Dataset records
********************

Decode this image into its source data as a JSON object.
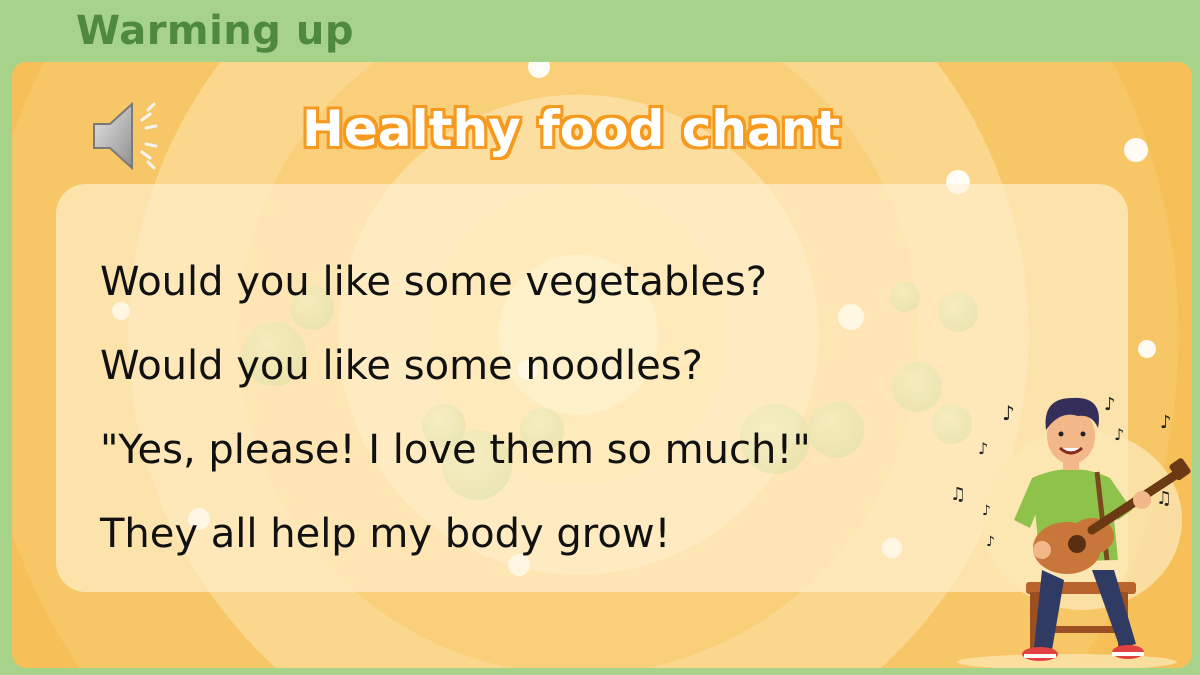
{
  "header": {
    "section_title": "Warming up"
  },
  "slide": {
    "title": "Healthy food chant",
    "lyrics": [
      "Would you like some vegetables?",
      "Would you like some noodles?",
      "\"Yes, please! I love them so much!\"",
      "They all help my body grow!"
    ]
  },
  "icons": {
    "speaker": "speaker-icon",
    "illustration": "guitar-player-illustration"
  },
  "colors": {
    "header_bg": "#a6d28a",
    "header_text": "#4f8a3c",
    "title_outline": "#f59a1f",
    "stage_bg": "#f7c767"
  }
}
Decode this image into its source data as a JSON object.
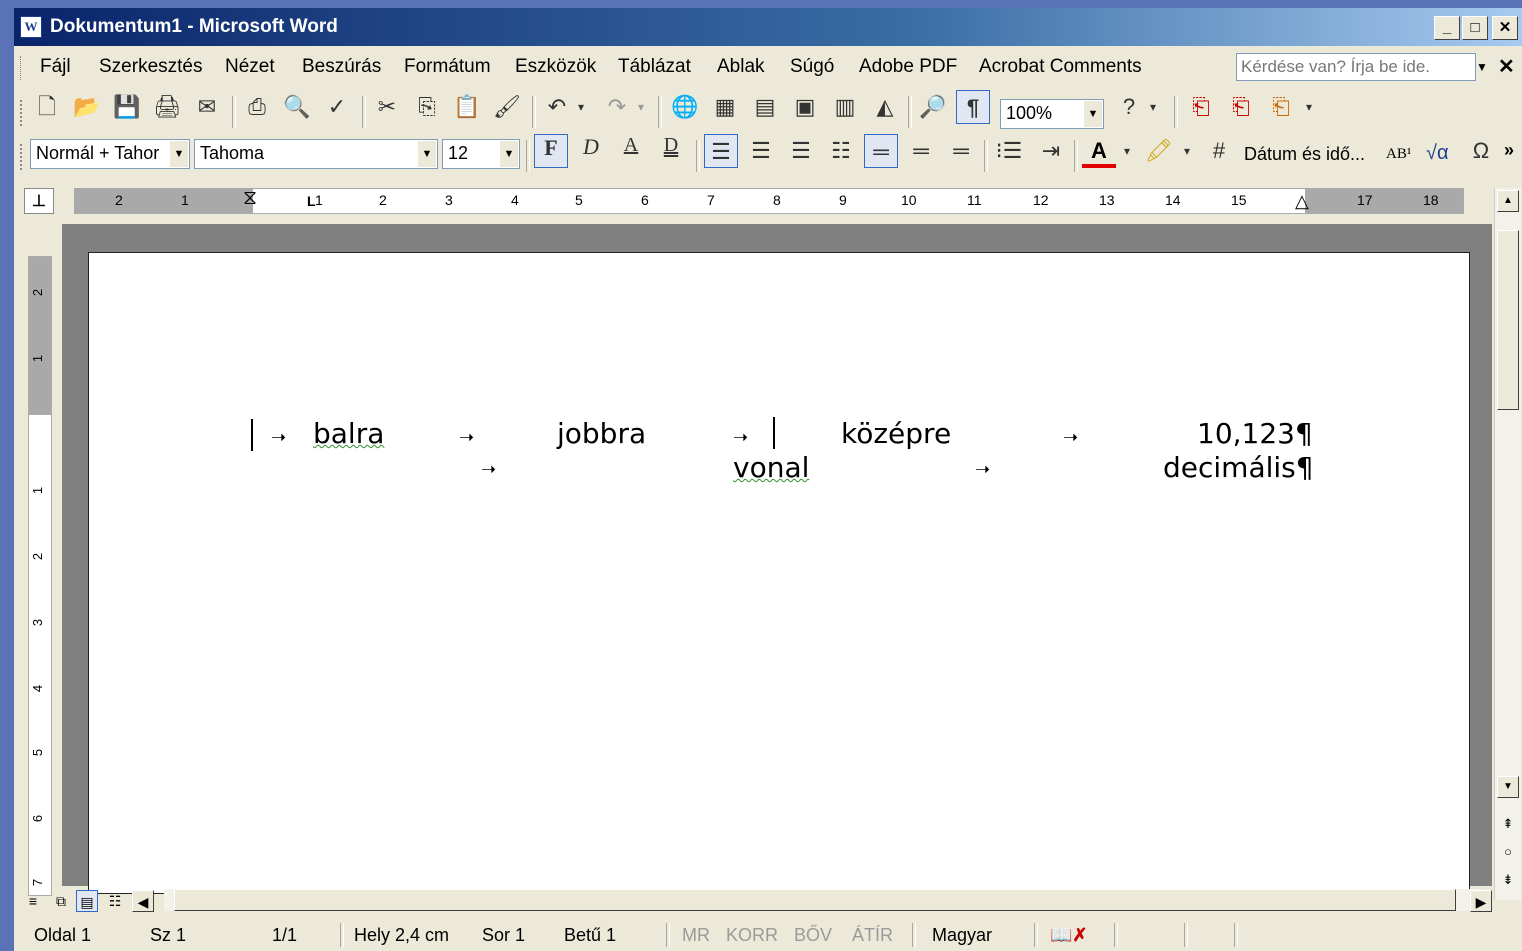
{
  "window": {
    "title": "Dokumentum1 - Microsoft Word",
    "icon_letter": "W",
    "minimize": "_",
    "maximize": "□",
    "close": "✕"
  },
  "menu": {
    "items": [
      "Fájl",
      "Szerkesztés",
      "Nézet",
      "Beszúrás",
      "Formátum",
      "Eszközök",
      "Táblázat",
      "Ablak",
      "Súgó",
      "Adobe PDF",
      "Acrobat Comments"
    ],
    "ask_placeholder": "Kérdése van? Írja be ide.",
    "close": "✕"
  },
  "standard_toolbar": {
    "zoom": "100%",
    "pilcrow": "¶"
  },
  "formatting_toolbar": {
    "style": "Normál + Tahor",
    "font": "Tahoma",
    "size": "12",
    "bold": "F",
    "italic": "D",
    "underline": "A",
    "double_underline": "D",
    "date_time": "Dátum és idő...",
    "superscript": "AB¹",
    "equation": "√α",
    "more": "»"
  },
  "ruler": {
    "corner_symbol": "⊥",
    "h_numbers": [
      "2",
      "1",
      "1",
      "2",
      "3",
      "4",
      "5",
      "6",
      "7",
      "8",
      "9",
      "10",
      "11",
      "12",
      "13",
      "14",
      "15",
      "17",
      "18"
    ],
    "v_numbers": [
      "2",
      "1",
      "1",
      "2",
      "3",
      "4",
      "5",
      "6",
      "7"
    ]
  },
  "document": {
    "line1": {
      "left": "balra",
      "right": "jobbra",
      "center": "középre",
      "decimal": "10,123¶"
    },
    "line2": {
      "bar": "vonal",
      "decimal": "decimális¶"
    },
    "tab_arrow": "➝"
  },
  "statusbar": {
    "page": "Oldal 1",
    "section": "Sz 1",
    "pages": "1/1",
    "position": "Hely 2,4 cm",
    "line": "Sor 1",
    "column": "Betű 1",
    "mr": "MR",
    "korr": "KORR",
    "bov": "BŐV",
    "atir": "ÁTÍR",
    "language": "Magyar"
  }
}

********************

- **Given instruction**
Copy each line of the preceding data that contains the string "Would".

- **Solution**
      "Would you like some vegetables?",
      "Would you like some noodles?",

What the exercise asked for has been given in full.